** The request **
Each record below should appear again exactly as written.

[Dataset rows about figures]
┌────────

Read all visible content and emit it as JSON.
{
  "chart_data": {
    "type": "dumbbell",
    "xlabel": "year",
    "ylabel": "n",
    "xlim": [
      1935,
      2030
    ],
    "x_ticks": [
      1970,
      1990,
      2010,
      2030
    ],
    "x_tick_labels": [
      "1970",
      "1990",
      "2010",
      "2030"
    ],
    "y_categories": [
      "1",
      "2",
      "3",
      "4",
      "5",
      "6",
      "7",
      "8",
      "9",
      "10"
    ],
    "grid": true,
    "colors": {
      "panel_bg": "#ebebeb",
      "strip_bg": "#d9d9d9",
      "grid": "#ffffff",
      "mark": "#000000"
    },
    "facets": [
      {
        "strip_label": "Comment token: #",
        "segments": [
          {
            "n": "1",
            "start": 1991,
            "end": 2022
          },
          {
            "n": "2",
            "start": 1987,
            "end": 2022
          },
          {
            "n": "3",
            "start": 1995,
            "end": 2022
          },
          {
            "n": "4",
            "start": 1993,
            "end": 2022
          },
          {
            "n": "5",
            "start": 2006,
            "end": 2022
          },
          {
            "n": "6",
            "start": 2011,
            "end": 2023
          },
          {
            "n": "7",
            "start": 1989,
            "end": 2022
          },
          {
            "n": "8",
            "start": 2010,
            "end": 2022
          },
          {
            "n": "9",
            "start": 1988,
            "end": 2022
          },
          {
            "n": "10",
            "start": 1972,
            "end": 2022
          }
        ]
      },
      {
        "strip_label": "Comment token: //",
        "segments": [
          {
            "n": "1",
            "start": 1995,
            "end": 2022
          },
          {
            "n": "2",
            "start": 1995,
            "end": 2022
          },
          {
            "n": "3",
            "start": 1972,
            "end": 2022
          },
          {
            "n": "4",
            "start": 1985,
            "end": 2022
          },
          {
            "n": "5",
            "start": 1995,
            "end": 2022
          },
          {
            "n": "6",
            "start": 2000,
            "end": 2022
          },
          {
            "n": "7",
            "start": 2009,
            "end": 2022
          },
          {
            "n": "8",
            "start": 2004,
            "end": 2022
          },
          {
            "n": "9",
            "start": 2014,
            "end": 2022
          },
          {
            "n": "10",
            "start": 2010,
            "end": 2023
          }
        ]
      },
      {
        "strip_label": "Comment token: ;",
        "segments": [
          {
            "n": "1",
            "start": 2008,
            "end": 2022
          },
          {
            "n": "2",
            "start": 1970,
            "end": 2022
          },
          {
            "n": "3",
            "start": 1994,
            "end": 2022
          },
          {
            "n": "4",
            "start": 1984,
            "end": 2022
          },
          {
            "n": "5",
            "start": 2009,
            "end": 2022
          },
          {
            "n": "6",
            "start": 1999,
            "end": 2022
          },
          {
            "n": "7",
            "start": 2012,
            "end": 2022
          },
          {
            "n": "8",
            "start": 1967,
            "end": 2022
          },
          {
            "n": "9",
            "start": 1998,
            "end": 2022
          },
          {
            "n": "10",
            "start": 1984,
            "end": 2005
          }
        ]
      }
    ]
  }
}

└────────

** Result of this task **
Read all visible content and emit it as JSON.
{
  "chart_data": {
    "type": "dumbbell",
    "xlabel": "year",
    "ylabel": "n",
    "xlim": [
      1935,
      2030
    ],
    "x_ticks": [
      1970,
      1990,
      2010,
      2030
    ],
    "x_tick_labels": [
      "1970",
      "1990",
      "2010",
      "2030"
    ],
    "y_categories": [
      "1",
      "2",
      "3",
      "4",
      "5",
      "6",
      "7",
      "8",
      "9",
      "10"
    ],
    "grid": true,
    "colors": {
      "panel_bg": "#ebebeb",
      "strip_bg": "#d9d9d9",
      "grid": "#ffffff",
      "mark": "#000000"
    },
    "facets": [
      {
        "strip_label": "Comment token: #",
        "segments": [
          {
            "n": "1",
            "start": 1991,
            "end": 2022
          },
          {
            "n": "2",
            "start": 1987,
            "end": 2022
          },
          {
            "n": "3",
            "start": 1995,
            "end": 2022
          },
          {
            "n": "4",
            "start": 1993,
            "end": 2022
          },
          {
            "n": "5",
            "start": 2006,
            "end": 2022
          },
          {
            "n": "6",
            "start": 2011,
            "end": 2023
          },
          {
            "n": "7",
            "start": 1989,
            "end": 2022
          },
          {
            "n": "8",
            "start": 2010,
            "end": 2022
          },
          {
            "n": "9",
            "start": 1988,
            "end": 2022
          },
          {
            "n": "10",
            "start": 1972,
            "end": 2022
          }
        ]
      },
      {
        "strip_label": "Comment token: //",
        "segments": [
          {
            "n": "1",
            "start": 1995,
            "end": 2022
          },
          {
            "n": "2",
            "start": 1995,
            "end": 2022
          },
          {
            "n": "3",
            "start": 1972,
            "end": 2022
          },
          {
            "n": "4",
            "start": 1985,
            "end": 2022
          },
          {
            "n": "5",
            "start": 1995,
            "end": 2022
          },
          {
            "n": "6",
            "start": 2000,
            "end": 2022
          },
          {
            "n": "7",
            "start": 2009,
            "end": 2022
          },
          {
            "n": "8",
            "start": 2004,
            "end": 2022
          },
          {
            "n": "9",
            "start": 2014,
            "end": 2022
          },
          {
            "n": "10",
            "start": 2010,
            "end": 2023
          }
        ]
      },
      {
        "strip_label": "Comment token: ;",
        "segments": [
          {
            "n": "1",
            "start": 2008,
            "end": 2022
          },
          {
            "n": "2",
            "start": 1970,
            "end": 2022
          },
          {
            "n": "3",
            "start": 1994,
            "end": 2022
          },
          {
            "n": "4",
            "start": 1984,
            "end": 2022
          },
          {
            "n": "5",
            "start": 2009,
            "end": 2022
          },
          {
            "n": "6",
            "start": 1999,
            "end": 2022
          },
          {
            "n": "7",
            "start": 2012,
            "end": 2022
          },
          {
            "n": "8",
            "start": 1967,
            "end": 2022
          },
          {
            "n": "9",
            "start": 1998,
            "end": 2022
          },
          {
            "n": "10",
            "start": 1984,
            "end": 2005
          }
        ]
      }
    ]
  }
}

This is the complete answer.